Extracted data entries
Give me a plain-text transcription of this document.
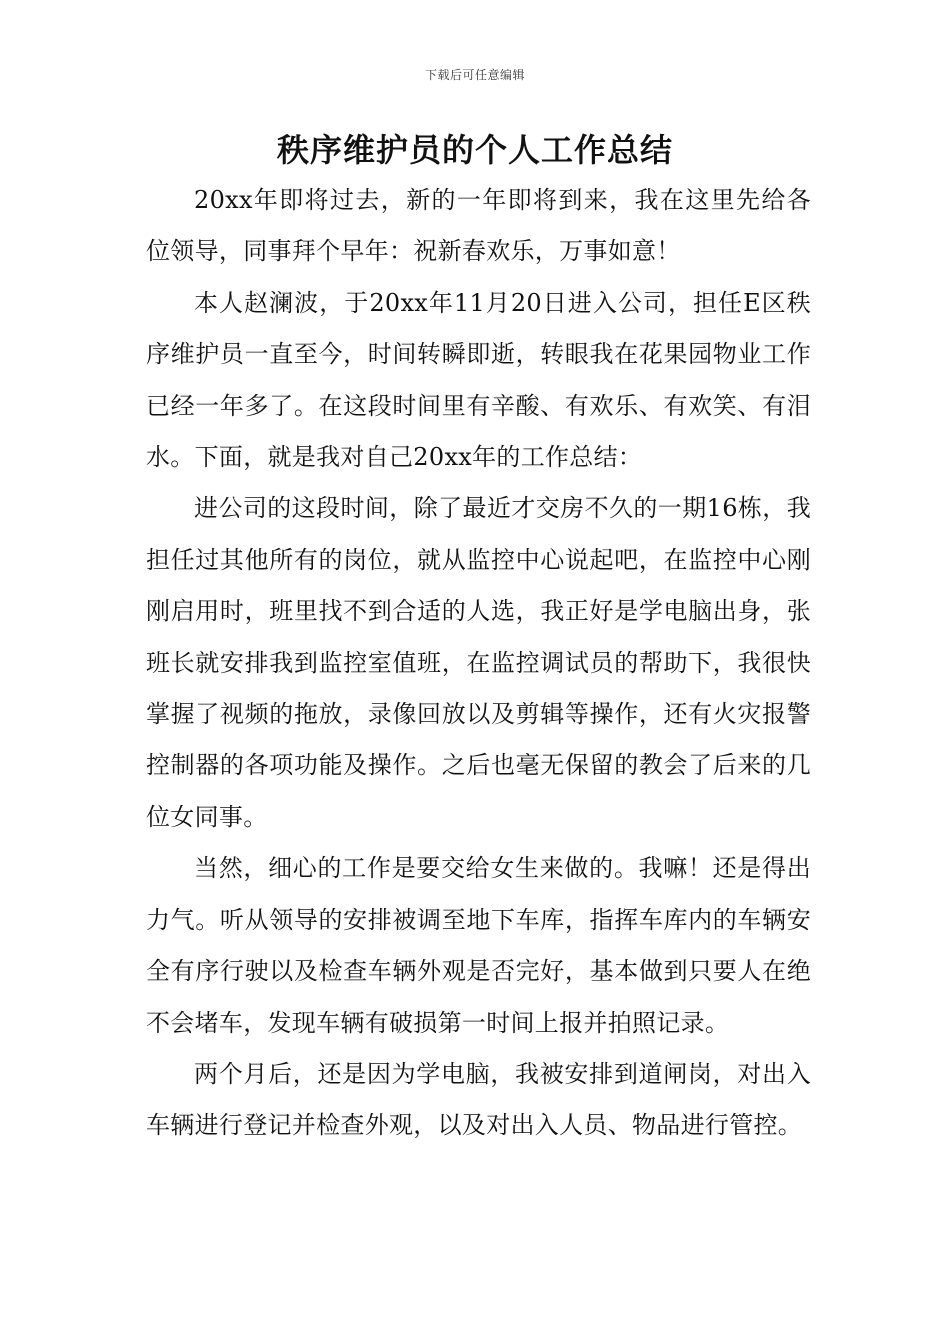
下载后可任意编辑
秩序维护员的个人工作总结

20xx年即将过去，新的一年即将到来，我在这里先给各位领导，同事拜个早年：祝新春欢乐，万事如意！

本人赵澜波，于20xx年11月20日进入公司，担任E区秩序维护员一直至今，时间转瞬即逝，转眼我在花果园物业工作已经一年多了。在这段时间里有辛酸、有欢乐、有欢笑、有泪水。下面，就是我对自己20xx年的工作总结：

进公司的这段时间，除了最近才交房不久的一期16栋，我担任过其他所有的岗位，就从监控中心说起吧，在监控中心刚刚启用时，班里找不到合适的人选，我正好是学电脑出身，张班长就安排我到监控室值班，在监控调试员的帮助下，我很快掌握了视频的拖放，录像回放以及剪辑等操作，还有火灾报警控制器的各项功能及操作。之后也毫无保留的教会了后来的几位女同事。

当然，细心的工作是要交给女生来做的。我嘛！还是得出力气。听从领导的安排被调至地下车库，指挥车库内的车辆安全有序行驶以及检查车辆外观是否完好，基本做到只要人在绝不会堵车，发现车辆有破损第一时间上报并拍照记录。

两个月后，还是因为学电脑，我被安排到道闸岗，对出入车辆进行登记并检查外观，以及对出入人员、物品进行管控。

* _Set task_: Extract all the data above exactly, excluding every picture.

* _Solution for this task_:
Give me a plain-text transcription of this document.
下载后可任意编辑
秩序维护员的个人工作总结

20xx年即将过去，新的一年即将到来，我在这里先给各位领导，同事拜个早年：祝新春欢乐，万事如意！

本人赵澜波，于20xx年11月20日进入公司，担任E区秩序维护员一直至今，时间转瞬即逝，转眼我在花果园物业工作已经一年多了。在这段时间里有辛酸、有欢乐、有欢笑、有泪水。下面，就是我对自己20xx年的工作总结：

进公司的这段时间，除了最近才交房不久的一期16栋，我担任过其他所有的岗位，就从监控中心说起吧，在监控中心刚刚启用时，班里找不到合适的人选，我正好是学电脑出身，张班长就安排我到监控室值班，在监控调试员的帮助下，我很快掌握了视频的拖放，录像回放以及剪辑等操作，还有火灾报警控制器的各项功能及操作。之后也毫无保留的教会了后来的几位女同事。

当然，细心的工作是要交给女生来做的。我嘛！还是得出力气。听从领导的安排被调至地下车库，指挥车库内的车辆安全有序行驶以及检查车辆外观是否完好，基本做到只要人在绝不会堵车，发现车辆有破损第一时间上报并拍照记录。

两个月后，还是因为学电脑，我被安排到道闸岗，对出入车辆进行登记并检查外观，以及对出入人员、物品进行管控。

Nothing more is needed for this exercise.